_Provided data_
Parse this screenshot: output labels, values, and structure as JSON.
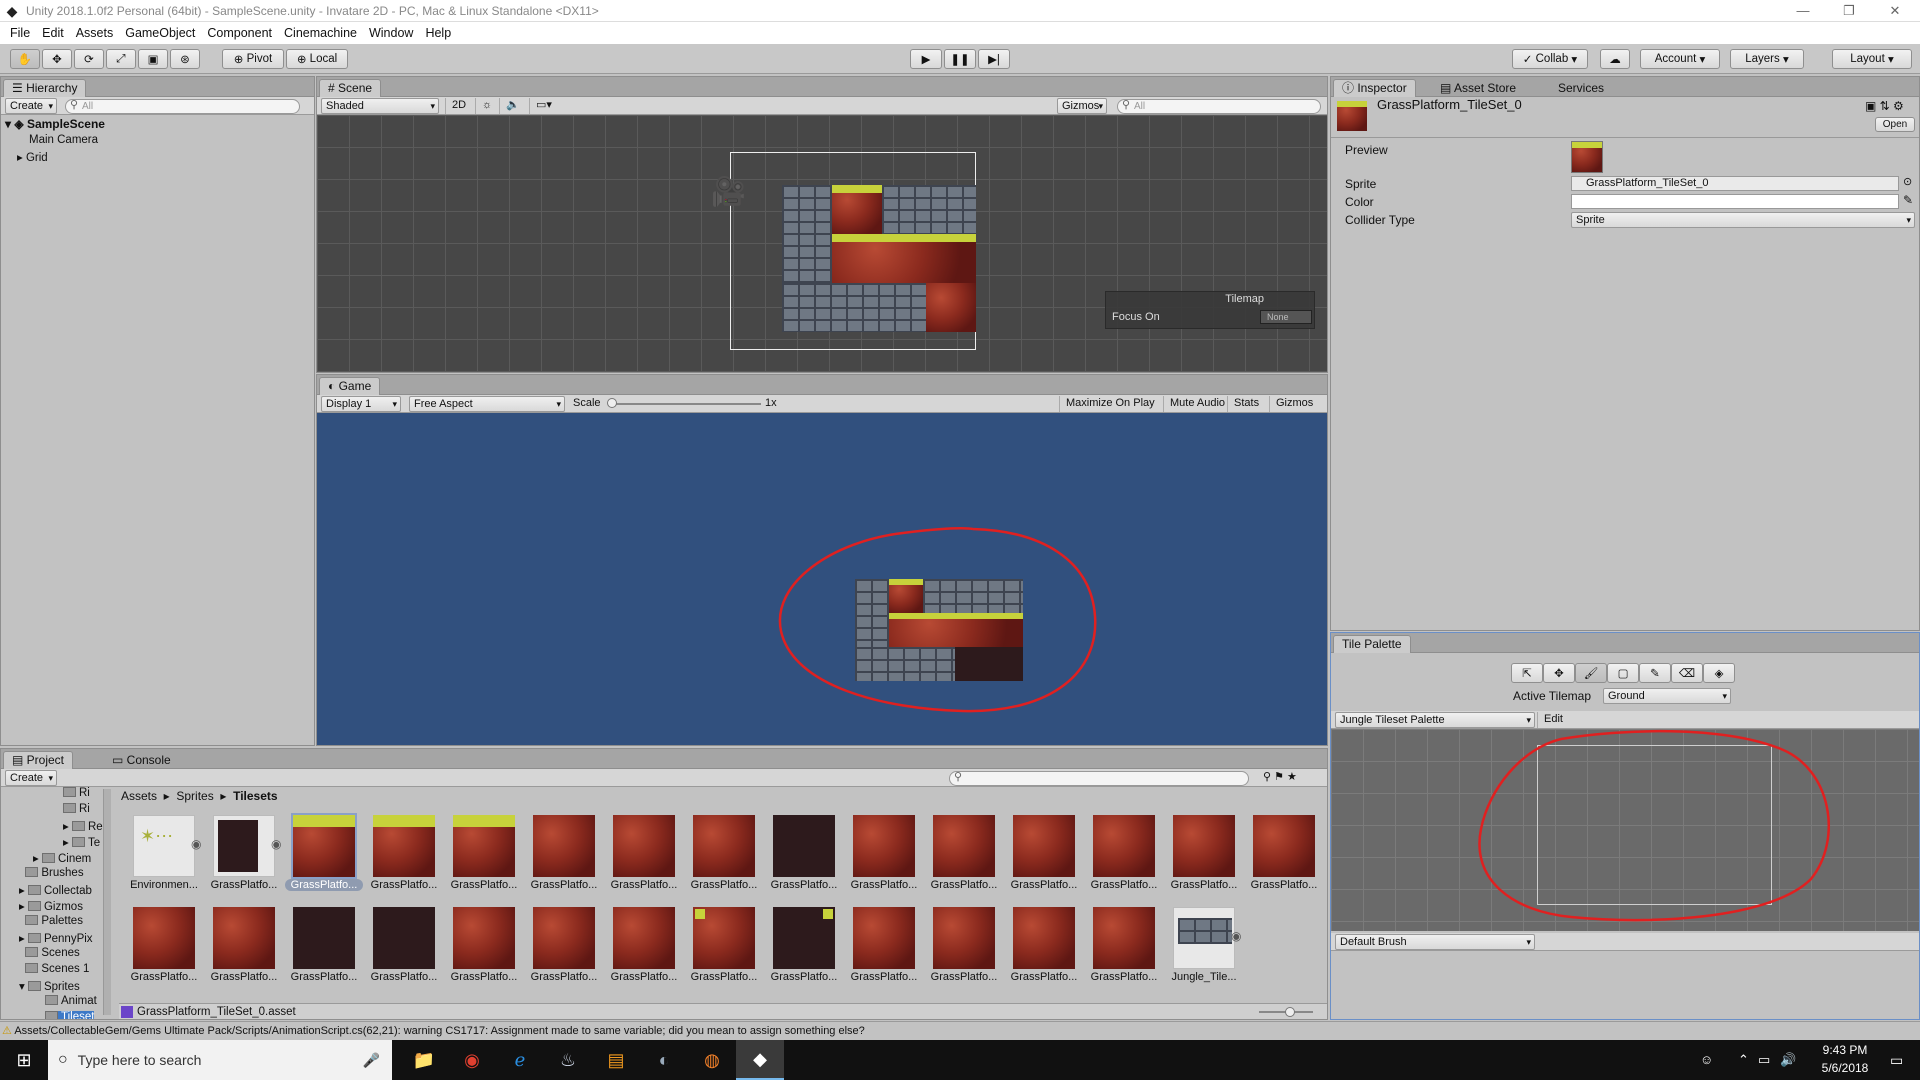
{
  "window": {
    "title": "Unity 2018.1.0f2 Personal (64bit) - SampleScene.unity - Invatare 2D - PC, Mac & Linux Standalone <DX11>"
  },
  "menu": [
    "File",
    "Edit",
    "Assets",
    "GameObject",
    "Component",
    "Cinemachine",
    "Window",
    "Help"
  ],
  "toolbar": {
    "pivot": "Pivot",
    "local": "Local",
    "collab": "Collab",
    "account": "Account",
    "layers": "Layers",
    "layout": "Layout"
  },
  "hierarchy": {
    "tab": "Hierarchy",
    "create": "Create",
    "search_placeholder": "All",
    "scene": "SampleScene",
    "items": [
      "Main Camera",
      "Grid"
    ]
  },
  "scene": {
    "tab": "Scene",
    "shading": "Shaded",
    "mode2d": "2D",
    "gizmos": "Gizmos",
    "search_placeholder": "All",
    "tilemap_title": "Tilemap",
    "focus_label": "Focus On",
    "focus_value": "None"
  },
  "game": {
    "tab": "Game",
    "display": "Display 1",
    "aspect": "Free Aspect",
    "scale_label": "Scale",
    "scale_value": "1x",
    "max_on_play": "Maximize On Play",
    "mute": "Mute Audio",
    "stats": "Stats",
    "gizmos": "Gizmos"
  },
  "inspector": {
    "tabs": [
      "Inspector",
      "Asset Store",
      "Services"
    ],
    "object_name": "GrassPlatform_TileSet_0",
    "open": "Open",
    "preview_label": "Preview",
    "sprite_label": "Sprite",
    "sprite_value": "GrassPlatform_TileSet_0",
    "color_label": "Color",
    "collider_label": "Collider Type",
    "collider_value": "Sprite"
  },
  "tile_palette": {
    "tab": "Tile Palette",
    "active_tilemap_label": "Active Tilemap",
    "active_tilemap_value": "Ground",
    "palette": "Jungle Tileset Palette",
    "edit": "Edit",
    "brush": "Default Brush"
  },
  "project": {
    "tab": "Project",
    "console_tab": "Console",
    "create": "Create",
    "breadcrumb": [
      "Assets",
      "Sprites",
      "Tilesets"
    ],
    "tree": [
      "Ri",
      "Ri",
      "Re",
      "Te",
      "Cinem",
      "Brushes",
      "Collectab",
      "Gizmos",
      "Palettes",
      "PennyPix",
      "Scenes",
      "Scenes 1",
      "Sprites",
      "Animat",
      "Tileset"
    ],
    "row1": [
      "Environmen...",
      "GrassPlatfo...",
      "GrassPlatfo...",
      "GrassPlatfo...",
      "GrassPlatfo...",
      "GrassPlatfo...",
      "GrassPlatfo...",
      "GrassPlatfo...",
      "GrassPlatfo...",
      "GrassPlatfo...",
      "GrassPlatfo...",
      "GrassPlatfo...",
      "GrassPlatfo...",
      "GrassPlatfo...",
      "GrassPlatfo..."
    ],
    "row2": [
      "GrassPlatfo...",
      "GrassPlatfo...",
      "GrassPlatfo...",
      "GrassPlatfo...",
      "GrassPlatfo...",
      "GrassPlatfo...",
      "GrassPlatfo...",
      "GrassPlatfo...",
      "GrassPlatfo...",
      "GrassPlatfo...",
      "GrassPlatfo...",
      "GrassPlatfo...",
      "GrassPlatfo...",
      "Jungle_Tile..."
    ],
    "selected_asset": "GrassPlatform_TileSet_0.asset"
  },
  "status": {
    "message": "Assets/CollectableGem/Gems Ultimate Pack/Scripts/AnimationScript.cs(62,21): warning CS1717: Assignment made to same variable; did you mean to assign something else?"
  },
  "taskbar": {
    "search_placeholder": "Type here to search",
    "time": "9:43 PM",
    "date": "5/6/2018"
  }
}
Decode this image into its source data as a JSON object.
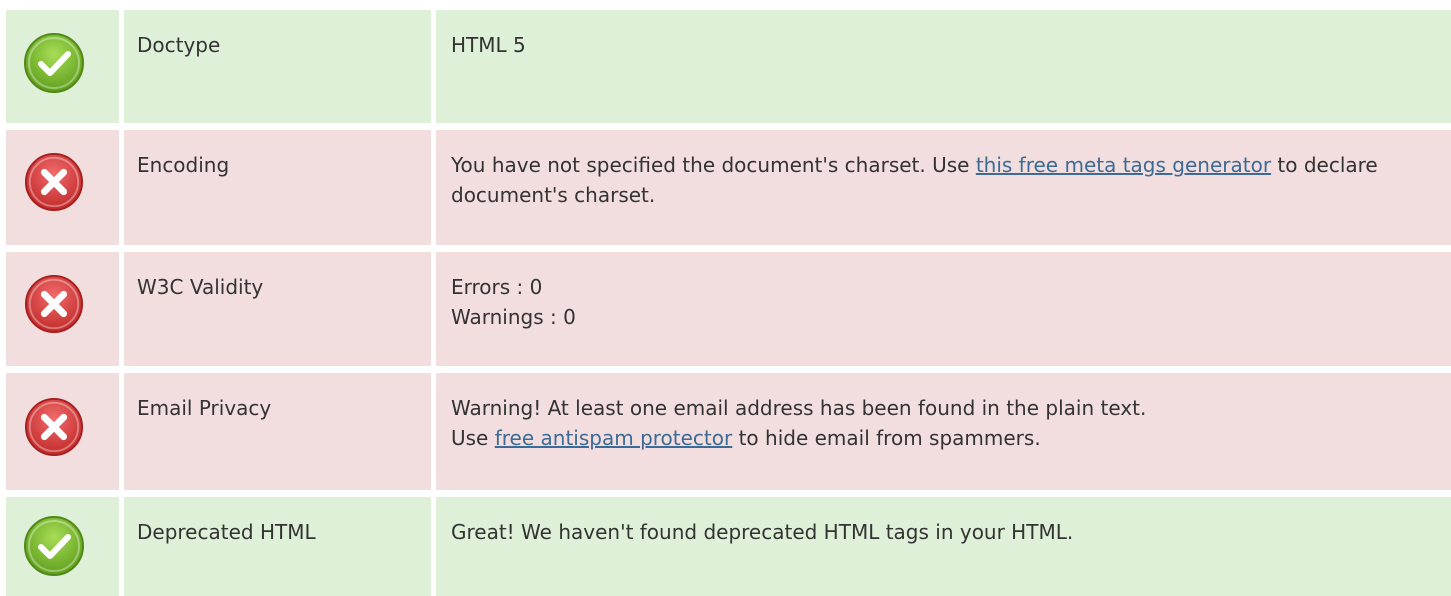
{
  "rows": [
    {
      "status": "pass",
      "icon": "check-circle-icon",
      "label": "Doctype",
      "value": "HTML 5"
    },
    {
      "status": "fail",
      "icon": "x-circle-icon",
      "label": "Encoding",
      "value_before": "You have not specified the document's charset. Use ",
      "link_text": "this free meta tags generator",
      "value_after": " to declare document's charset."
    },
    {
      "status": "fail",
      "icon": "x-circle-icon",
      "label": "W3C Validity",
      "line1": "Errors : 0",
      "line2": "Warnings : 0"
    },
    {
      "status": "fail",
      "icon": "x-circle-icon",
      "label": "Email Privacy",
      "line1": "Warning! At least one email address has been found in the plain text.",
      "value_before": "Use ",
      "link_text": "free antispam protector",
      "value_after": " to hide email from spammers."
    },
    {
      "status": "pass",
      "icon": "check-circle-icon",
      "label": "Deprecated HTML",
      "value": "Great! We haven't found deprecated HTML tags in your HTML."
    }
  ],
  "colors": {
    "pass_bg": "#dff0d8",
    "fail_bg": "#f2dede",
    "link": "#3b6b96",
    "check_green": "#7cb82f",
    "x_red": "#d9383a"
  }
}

_Prompt_
Transcribe all of the entries word for word, but skip any pictures they contain.

_Task answer_
Parse this screenshot: output labels, values, and structure as JSON.
{
  "window": {
    "title": "Unity 2018.1.0f2 Personal (64bit) - SampleScene.unity - Invatare 2D - PC, Mac & Linux Standalone <DX11>"
  },
  "menu": [
    "File",
    "Edit",
    "Assets",
    "GameObject",
    "Component",
    "Cinemachine",
    "Window",
    "Help"
  ],
  "toolbar": {
    "pivot": "Pivot",
    "local": "Local",
    "collab": "Collab",
    "account": "Account",
    "layers": "Layers",
    "layout": "Layout"
  },
  "hierarchy": {
    "tab": "Hierarchy",
    "create": "Create",
    "search_placeholder": "All",
    "scene": "SampleScene",
    "items": [
      "Main Camera",
      "Grid"
    ]
  },
  "scene": {
    "tab": "Scene",
    "shading": "Shaded",
    "mode2d": "2D",
    "gizmos": "Gizmos",
    "search_placeholder": "All",
    "tilemap_title": "Tilemap",
    "focus_label": "Focus On",
    "focus_value": "None"
  },
  "game": {
    "tab": "Game",
    "display": "Display 1",
    "aspect": "Free Aspect",
    "scale_label": "Scale",
    "scale_value": "1x",
    "max_on_play": "Maximize On Play",
    "mute": "Mute Audio",
    "stats": "Stats",
    "gizmos": "Gizmos"
  },
  "inspector": {
    "tabs": [
      "Inspector",
      "Asset Store",
      "Services"
    ],
    "object_name": "GrassPlatform_TileSet_0",
    "open": "Open",
    "preview_label": "Preview",
    "sprite_label": "Sprite",
    "sprite_value": "GrassPlatform_TileSet_0",
    "color_label": "Color",
    "collider_label": "Collider Type",
    "collider_value": "Sprite"
  },
  "tile_palette": {
    "tab": "Tile Palette",
    "active_tilemap_label": "Active Tilemap",
    "active_tilemap_value": "Ground",
    "palette": "Jungle Tileset Palette",
    "edit": "Edit",
    "brush": "Default Brush"
  },
  "project": {
    "tab": "Project",
    "console_tab": "Console",
    "create": "Create",
    "breadcrumb": [
      "Assets",
      "Sprites",
      "Tilesets"
    ],
    "tree": [
      "Ri",
      "Ri",
      "Re",
      "Te",
      "Cinem",
      "Brushes",
      "Collectab",
      "Gizmos",
      "Palettes",
      "PennyPix",
      "Scenes",
      "Scenes 1",
      "Sprites",
      "Animat",
      "Tileset"
    ],
    "row1": [
      "Environmen...",
      "GrassPlatfo...",
      "GrassPlatfo...",
      "GrassPlatfo...",
      "GrassPlatfo...",
      "GrassPlatfo...",
      "GrassPlatfo...",
      "GrassPlatfo...",
      "GrassPlatfo...",
      "GrassPlatfo...",
      "GrassPlatfo...",
      "GrassPlatfo...",
      "GrassPlatfo...",
      "GrassPlatfo...",
      "GrassPlatfo..."
    ],
    "row2": [
      "GrassPlatfo...",
      "GrassPlatfo...",
      "GrassPlatfo...",
      "GrassPlatfo...",
      "GrassPlatfo...",
      "GrassPlatfo...",
      "GrassPlatfo...",
      "GrassPlatfo...",
      "GrassPlatfo...",
      "GrassPlatfo...",
      "GrassPlatfo...",
      "GrassPlatfo...",
      "GrassPlatfo...",
      "Jungle_Tile..."
    ],
    "selected_asset": "GrassPlatform_TileSet_0.asset"
  },
  "status": {
    "message": "Assets/CollectableGem/Gems Ultimate Pack/Scripts/AnimationScript.cs(62,21): warning CS1717: Assignment made to same variable; did you mean to assign something else?"
  },
  "taskbar": {
    "search_placeholder": "Type here to search",
    "time": "9:43 PM",
    "date": "5/6/2018"
  }
}
Decode this image into its source data as a JSON object.
{
  "rows": [
    {
      "status": "pass",
      "icon": "check-circle-icon",
      "label": "Doctype",
      "value": "HTML 5"
    },
    {
      "status": "fail",
      "icon": "x-circle-icon",
      "label": "Encoding",
      "value_before": "You have not specified the document's charset. Use ",
      "link_text": "this free meta tags generator",
      "value_after": " to declare document's charset."
    },
    {
      "status": "fail",
      "icon": "x-circle-icon",
      "label": "W3C Validity",
      "line1": "Errors : 0",
      "line2": "Warnings : 0"
    },
    {
      "status": "fail",
      "icon": "x-circle-icon",
      "label": "Email Privacy",
      "line1": "Warning! At least one email address has been found in the plain text.",
      "value_before": "Use ",
      "link_text": "free antispam protector",
      "value_after": " to hide email from spammers."
    },
    {
      "status": "pass",
      "icon": "check-circle-icon",
      "label": "Deprecated HTML",
      "value": "Great! We haven't found deprecated HTML tags in your HTML."
    }
  ],
  "colors": {
    "pass_bg": "#dff0d8",
    "fail_bg": "#f2dede",
    "link": "#3b6b96",
    "check_green": "#7cb82f",
    "x_red": "#d9383a"
  }
}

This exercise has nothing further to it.